• **SELECTED TEXT**:
......

Monday, 22 November 2010

IP over FC

A few notes about my experiments with IP over FC.

We have Windows, Mac and Linux clients. We have qlogic fibre switches and mostly qlogic HBAs. On one of the vendors visits to fix the SAN, all the LSI HBAs were pulled from all the Macs, and replaced with qlogic. So during my research, I've been mostly hacking with these LSI cards. These are interesting from a Linux point of view since the drivers are all in the default kernel on just about every distro I've tried - including the IP over FC driver 'mptlan.ko' - these are part of the whole 'Fusion' driver.

When I first plugged these cards into some spare machines - up popped the network interfaces as fc0 etc, and standard 'ifconfig' got them all working. Before long I had NFS working quite nicely over the connection. But the interfaces come up as:

fc0 Link encap:16/4 Mbps Token Ring HWaddr xx:xx:xx:xx:xx:xx
inet addr: Bcast: Mask:
RX packets:72250 errors:0 dropped:0 overruns:0 frame:0
TX packets:66105 errors:20 dropped:0 overruns:0 carrier:0
collisions:0 txqueuelen:8192
RX bytes:15940069 (15.9 MB) TX bytes:564886898 (564.8 MB)

......

• **SUPPLIED INFORMATION**:
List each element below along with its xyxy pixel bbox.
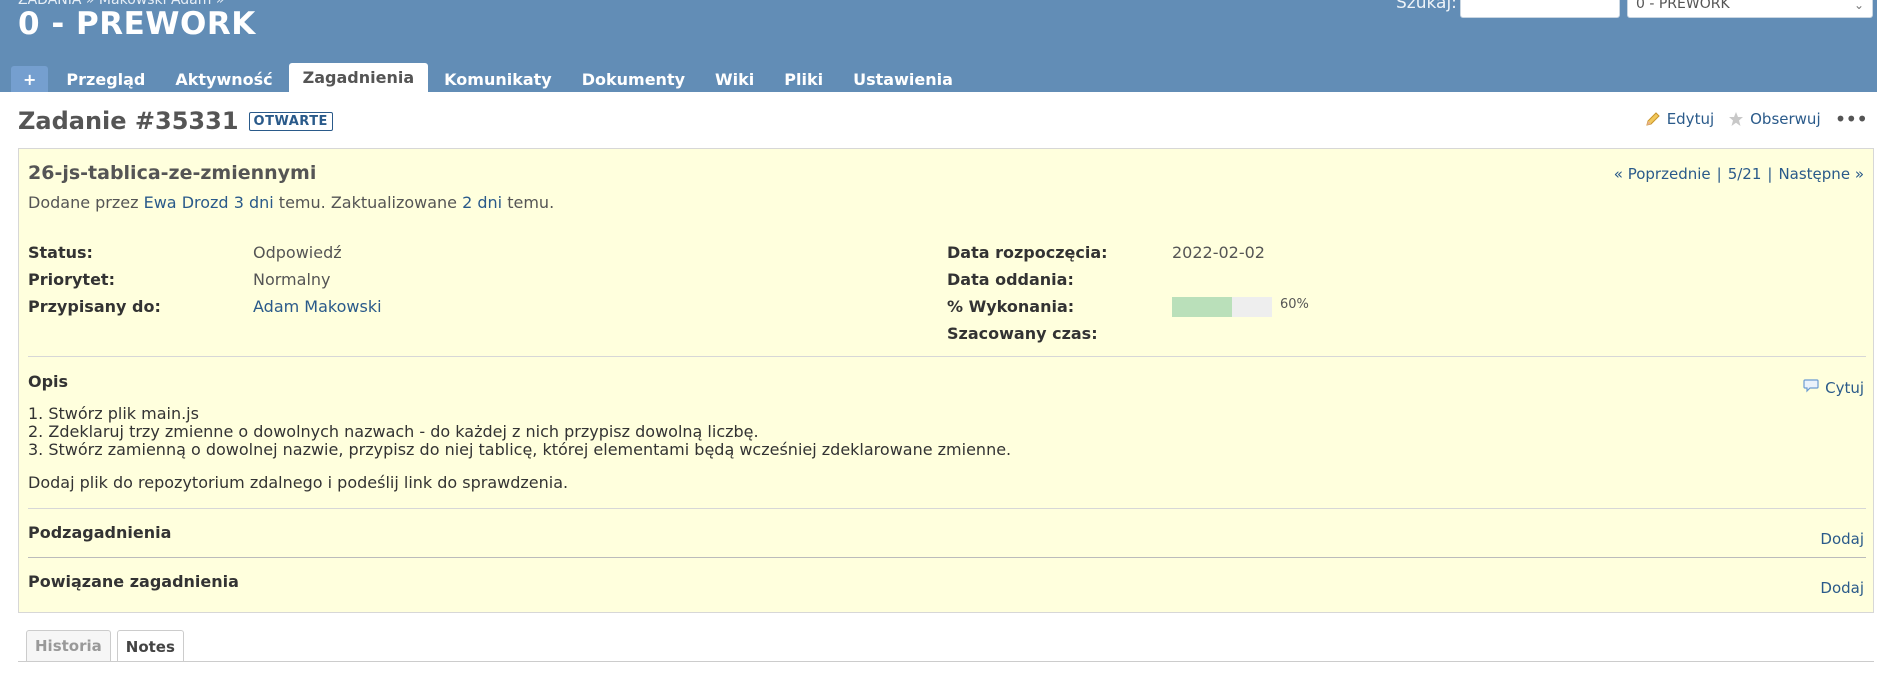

......

• **STATED TASK 1**: According to the IP over FC post, why are the LSI cards interesting from a Linux point of view? Answer in one to three sentences.
• **STATED TASK 2**: Rewrite the paragraph of the IP over FC post that begins "We have Windows, Mac and Linux clients" as a short bulleted list, keeping its main facts.
• **STATED TASK 3**: Reproduce the passage of the IP over FC post word for word, from "A few notes" up to and including "whole 'Fusion' driver.".

• **EXPECTED OUTPUT 1**: Their drivers are included in the default kernel of nearly every distro the writer tried, as part of the "Fusion" driver. This includes the IP over FC driver, "mptlan.ko".

• **EXPECTED OUTPUT 2**:
- The setup has Windows, Mac and Linux clients, qlogic fibre switches and mostly qlogic HBAs.
- During a vendor visit to fix the SAN, the LSI HBAs were removed from all the Macs and replaced with qlogic ones.
- The writer's research has mostly used these spare LSI cards.
- Their drivers, including the IP over FC driver "mptlan.ko", belong to the "Fusion" driver and ship in the default kernel of almost every distro tried.

• **EXPECTED OUTPUT 3**:
A few notes about my experiments with IP over FC.

We have Windows, Mac and Linux clients. We have qlogic fibre switches and mostly qlogic HBAs. On one of the vendors visits to fix the SAN, all the LSI HBAs were pulled from all the Macs, and replaced with qlogic. So during my research, I've been mostly hacking with these LSI cards. These are interesting from a Linux point of view since the drivers are all in the default kernel on just about every distro I've tried - including the IP over FC driver 'mptlan.ko' - these are part of the whole 'Fusion' driver.